• [Given problem] Read the records below and copy each line that contains "title".

** START Rows **

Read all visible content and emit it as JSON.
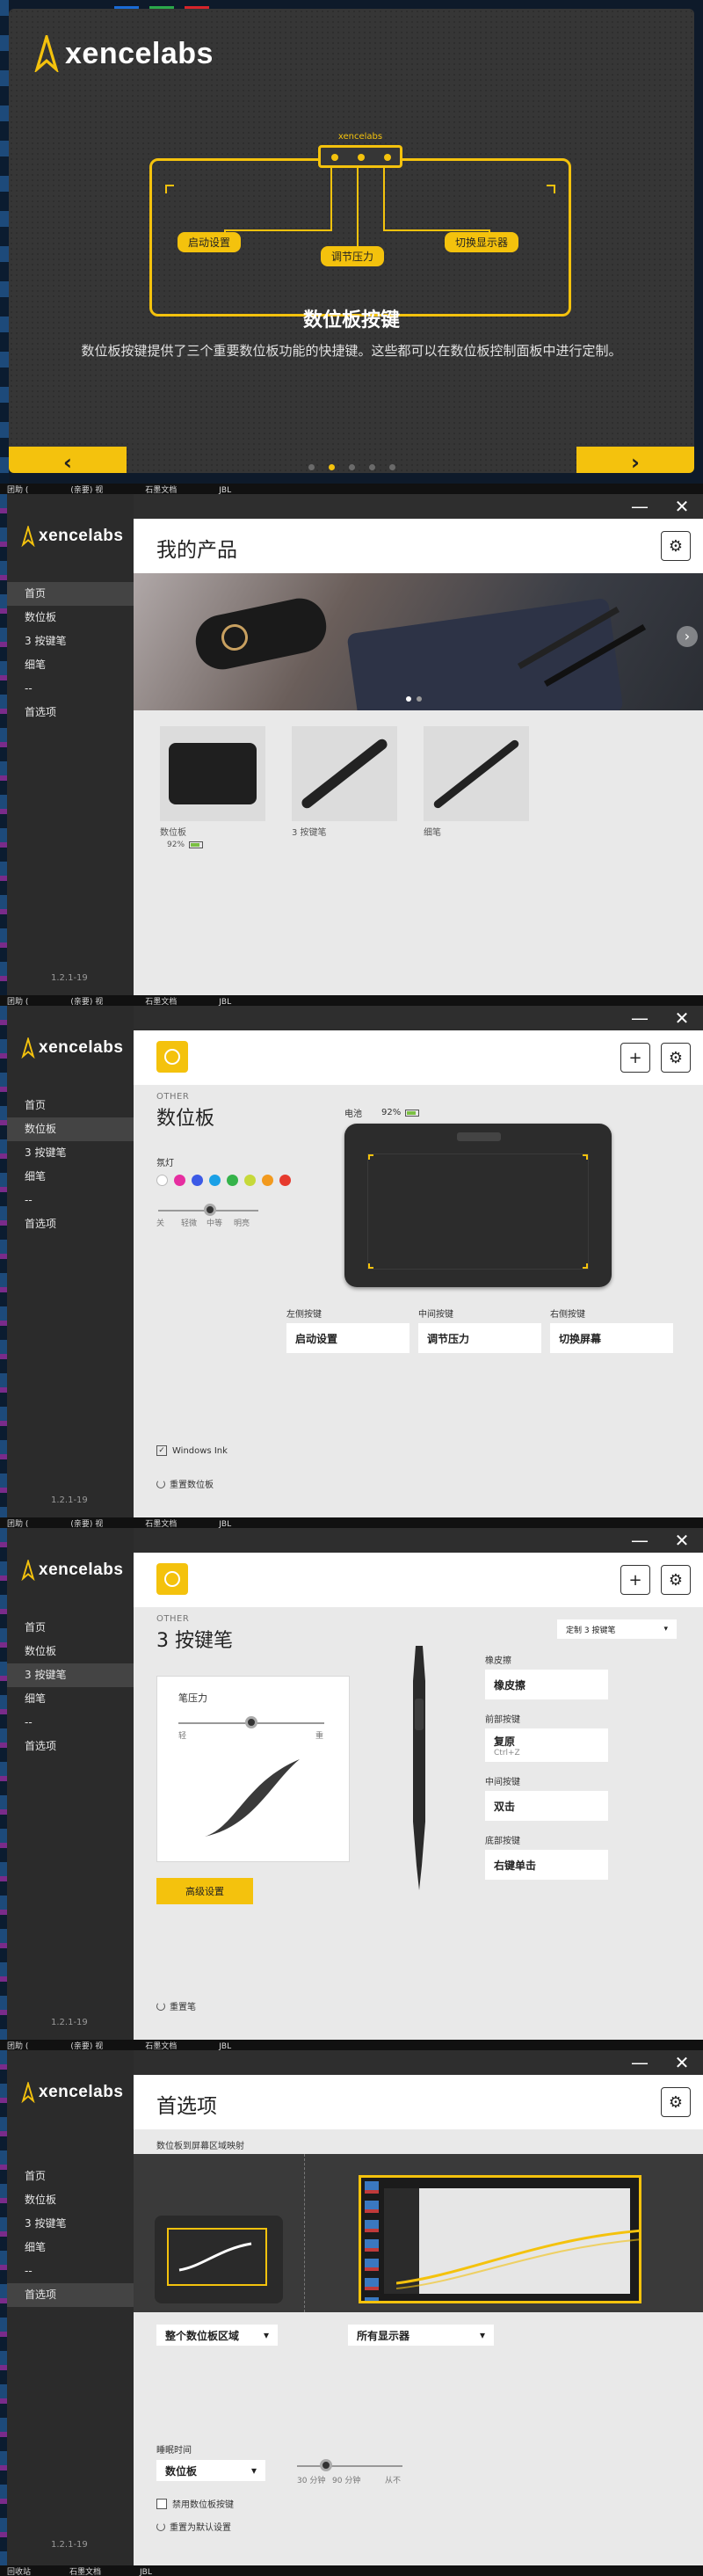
{
  "colors": {
    "accent": "#f4c20d",
    "dark": "#2e2e2e",
    "light_bg": "#e9e9e9"
  },
  "brand": {
    "logo_text": "xencelabs"
  },
  "intro": {
    "tablet_logo": "xencelabs",
    "callouts": [
      "启动设置",
      "调节压力",
      "切换显示器"
    ],
    "headline": "数位板按键",
    "description": "数位板按键提供了三个重要数位板功能的快捷键。这些都可以在数位板控制面板中进行定制。",
    "prev": "‹",
    "next": "›",
    "pages": 5,
    "current_page": 2
  },
  "taskbar": {
    "a": "回收站",
    "b": "石墨文档",
    "c": "JBL"
  },
  "strip": {
    "a": "团助 (",
    "b": "(亲要) 视",
    "c": "石墨文档",
    "d": "JBL"
  },
  "nav": {
    "home": "首页",
    "tablet": "数位板",
    "pen3": "3 按键笔",
    "thin_pen": "细笔",
    "separator": "--",
    "prefs": "首选项"
  },
  "version": "1.2.1-19",
  "window_controls": {
    "minimize": "—",
    "close": "✕"
  },
  "products_page": {
    "title": "我的产品",
    "carousel_prev": "›",
    "products": [
      {
        "name": "数位板",
        "battery": "92%"
      },
      {
        "name": "3 按键笔"
      },
      {
        "name": "细笔"
      }
    ]
  },
  "tablet_page": {
    "category": "OTHER",
    "title": "数位板",
    "battery_label": "电池",
    "battery": "92%",
    "light_label": "氛灯",
    "swatch_colors": [
      "#ffffff",
      "#e62ea0",
      "#3c5ae6",
      "#1aa0e6",
      "#35b34a",
      "#c6d93a",
      "#f29a1e",
      "#e63a2e"
    ],
    "brightness_labels": [
      "关",
      "轻微",
      "中等",
      "明亮"
    ],
    "brightness_level": "中等",
    "buttons": [
      {
        "label": "左侧按键",
        "value": "启动设置"
      },
      {
        "label": "中间按键",
        "value": "调节压力"
      },
      {
        "label": "右侧按键",
        "value": "切换屏幕"
      }
    ],
    "windows_ink": "Windows Ink",
    "reset": "重置数位板",
    "add": "+",
    "settings": "⚙"
  },
  "pen_page": {
    "category": "OTHER",
    "title": "3 按键笔",
    "profile_select": "定制 3 按键笔",
    "pressure_label": "笔压力",
    "pressure_soft": "轻",
    "pressure_firm": "重",
    "pressure_level": 0.5,
    "advanced": "高级设置",
    "reset": "重置笔",
    "buttons": [
      {
        "label": "橡皮擦",
        "value": "橡皮擦",
        "sub": ""
      },
      {
        "label": "前部按键",
        "value": "复原",
        "sub": "Ctrl+Z"
      },
      {
        "label": "中间按键",
        "value": "双击",
        "sub": ""
      },
      {
        "label": "底部按键",
        "value": "右键单击",
        "sub": ""
      }
    ]
  },
  "prefs_page": {
    "title": "首选项",
    "mapping_label": "数位板到屏幕区域映射",
    "tablet_area_select": "整个数位板区域",
    "display_select": "所有显示器",
    "sleep_label": "睡眠时间",
    "sleep_device_select": "数位板",
    "sleep_ticks": [
      "30 分钟",
      "90 分钟",
      "从不"
    ],
    "disable_keys": "禁用数位板按键",
    "reset_defaults": "重置为默认设置"
  }
}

** END Rows **

• [Answer to the task]
    "title": "我的产品",
    "title": "数位板",
    "title": "3 按键笔",
    "title": "首选项",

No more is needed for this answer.